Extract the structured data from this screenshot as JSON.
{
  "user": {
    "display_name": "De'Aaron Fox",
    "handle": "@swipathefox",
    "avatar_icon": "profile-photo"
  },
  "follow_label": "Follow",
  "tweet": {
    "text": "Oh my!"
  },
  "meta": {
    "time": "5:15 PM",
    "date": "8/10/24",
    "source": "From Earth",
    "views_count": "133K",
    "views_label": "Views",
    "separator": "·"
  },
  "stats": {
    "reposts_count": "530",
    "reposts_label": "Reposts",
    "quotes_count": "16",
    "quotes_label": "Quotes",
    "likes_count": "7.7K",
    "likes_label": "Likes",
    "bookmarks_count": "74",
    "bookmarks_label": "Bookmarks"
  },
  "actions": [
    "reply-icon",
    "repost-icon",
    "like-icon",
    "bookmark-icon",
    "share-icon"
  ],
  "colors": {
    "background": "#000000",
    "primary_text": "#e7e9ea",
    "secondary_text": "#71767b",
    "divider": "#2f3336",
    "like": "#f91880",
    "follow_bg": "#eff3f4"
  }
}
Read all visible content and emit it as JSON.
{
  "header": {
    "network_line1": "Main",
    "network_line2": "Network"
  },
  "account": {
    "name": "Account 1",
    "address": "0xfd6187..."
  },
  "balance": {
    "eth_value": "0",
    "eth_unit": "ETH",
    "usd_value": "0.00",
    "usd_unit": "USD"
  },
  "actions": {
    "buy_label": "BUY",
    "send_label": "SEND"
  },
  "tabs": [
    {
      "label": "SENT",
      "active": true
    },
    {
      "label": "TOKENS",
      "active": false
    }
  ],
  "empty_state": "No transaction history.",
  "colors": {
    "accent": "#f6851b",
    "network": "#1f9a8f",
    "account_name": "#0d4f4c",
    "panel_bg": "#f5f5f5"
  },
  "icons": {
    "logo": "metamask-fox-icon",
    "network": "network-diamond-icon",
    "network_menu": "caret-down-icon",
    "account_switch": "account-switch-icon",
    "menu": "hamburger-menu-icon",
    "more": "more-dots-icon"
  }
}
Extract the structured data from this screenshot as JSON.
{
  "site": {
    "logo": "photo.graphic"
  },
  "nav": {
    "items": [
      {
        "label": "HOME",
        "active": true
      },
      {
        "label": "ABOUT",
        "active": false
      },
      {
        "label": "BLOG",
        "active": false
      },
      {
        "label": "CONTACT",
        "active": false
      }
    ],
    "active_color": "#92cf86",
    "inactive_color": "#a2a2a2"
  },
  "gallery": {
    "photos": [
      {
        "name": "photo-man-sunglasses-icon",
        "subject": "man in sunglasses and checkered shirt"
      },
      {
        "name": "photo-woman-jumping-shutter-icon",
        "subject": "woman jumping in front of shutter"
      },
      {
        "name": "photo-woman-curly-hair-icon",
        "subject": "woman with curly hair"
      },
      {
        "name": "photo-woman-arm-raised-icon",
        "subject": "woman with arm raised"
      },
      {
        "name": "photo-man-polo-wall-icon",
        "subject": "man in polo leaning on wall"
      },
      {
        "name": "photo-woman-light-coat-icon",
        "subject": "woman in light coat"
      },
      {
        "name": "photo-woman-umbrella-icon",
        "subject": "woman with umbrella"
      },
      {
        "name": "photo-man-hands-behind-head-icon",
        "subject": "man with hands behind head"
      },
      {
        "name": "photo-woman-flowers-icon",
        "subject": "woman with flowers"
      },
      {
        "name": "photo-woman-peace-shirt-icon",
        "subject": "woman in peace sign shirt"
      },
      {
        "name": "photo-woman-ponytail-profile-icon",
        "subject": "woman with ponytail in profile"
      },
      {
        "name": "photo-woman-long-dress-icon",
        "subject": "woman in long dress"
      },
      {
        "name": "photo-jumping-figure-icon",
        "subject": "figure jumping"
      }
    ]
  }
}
******************************
• DIRECTIONS FOR THIS TASK:
Each entry above is to be printed again exactly.

• RESPONSE:
Extract the structured data from this screenshot as JSON.
{
  "user": {
    "display_name": "De'Aaron Fox",
    "handle": "@swipathefox",
    "avatar_icon": "profile-photo"
  },
  "follow_label": "Follow",
  "tweet": {
    "text": "Oh my!"
  },
  "meta": {
    "time": "5:15 PM",
    "date": "8/10/24",
    "source": "From Earth",
    "views_count": "133K",
    "views_label": "Views",
    "separator": "·"
  },
  "stats": {
    "reposts_count": "530",
    "reposts_label": "Reposts",
    "quotes_count": "16",
    "quotes_label": "Quotes",
    "likes_count": "7.7K",
    "likes_label": "Likes",
    "bookmarks_count": "74",
    "bookmarks_label": "Bookmarks"
  },
  "actions": [
    "reply-icon",
    "repost-icon",
    "like-icon",
    "bookmark-icon",
    "share-icon"
  ],
  "colors": {
    "background": "#000000",
    "primary_text": "#e7e9ea",
    "secondary_text": "#71767b",
    "divider": "#2f3336",
    "like": "#f91880",
    "follow_bg": "#eff3f4"
  }
}
Read all visible content and emit it as JSON.
{
  "header": {
    "network_line1": "Main",
    "network_line2": "Network"
  },
  "account": {
    "name": "Account 1",
    "address": "0xfd6187..."
  },
  "balance": {
    "eth_value": "0",
    "eth_unit": "ETH",
    "usd_value": "0.00",
    "usd_unit": "USD"
  },
  "actions": {
    "buy_label": "BUY",
    "send_label": "SEND"
  },
  "tabs": [
    {
      "label": "SENT",
      "active": true
    },
    {
      "label": "TOKENS",
      "active": false
    }
  ],
  "empty_state": "No transaction history.",
  "colors": {
    "accent": "#f6851b",
    "network": "#1f9a8f",
    "account_name": "#0d4f4c",
    "panel_bg": "#f5f5f5"
  },
  "icons": {
    "logo": "metamask-fox-icon",
    "network": "network-diamond-icon",
    "network_menu": "caret-down-icon",
    "account_switch": "account-switch-icon",
    "menu": "hamburger-menu-icon",
    "more": "more-dots-icon"
  }
}
Extract the structured data from this screenshot as JSON.
{
  "site": {
    "logo": "photo.graphic"
  },
  "nav": {
    "items": [
      {
        "label": "HOME",
        "active": true
      },
      {
        "label": "ABOUT",
        "active": false
      },
      {
        "label": "BLOG",
        "active": false
      },
      {
        "label": "CONTACT",
        "active": false
      }
    ],
    "active_color": "#92cf86",
    "inactive_color": "#a2a2a2"
  },
  "gallery": {
    "photos": [
      {
        "name": "photo-man-sunglasses-icon",
        "subject": "man in sunglasses and checkered shirt"
      },
      {
        "name": "photo-woman-jumping-shutter-icon",
        "subject": "woman jumping in front of shutter"
      },
      {
        "name": "photo-woman-curly-hair-icon",
        "subject": "woman with curly hair"
      },
      {
        "name": "photo-woman-arm-raised-icon",
        "subject": "woman with arm raised"
      },
      {
        "name": "photo-man-polo-wall-icon",
        "subject": "man in polo leaning on wall"
      },
      {
        "name": "photo-woman-light-coat-icon",
        "subject": "woman in light coat"
      },
      {
        "name": "photo-woman-umbrella-icon",
        "subject": "woman with umbrella"
      },
      {
        "name": "photo-man-hands-behind-head-icon",
        "subject": "man with hands behind head"
      },
      {
        "name": "photo-woman-flowers-icon",
        "subject": "woman with flowers"
      },
      {
        "name": "photo-woman-peace-shirt-icon",
        "subject": "woman in peace sign shirt"
      },
      {
        "name": "photo-woman-ponytail-profile-icon",
        "subject": "woman with ponytail in profile"
      },
      {
        "name": "photo-woman-long-dress-icon",
        "subject": "woman in long dress"
      },
      {
        "name": "photo-jumping-figure-icon",
        "subject": "figure jumping"
      }
    ]
  }
}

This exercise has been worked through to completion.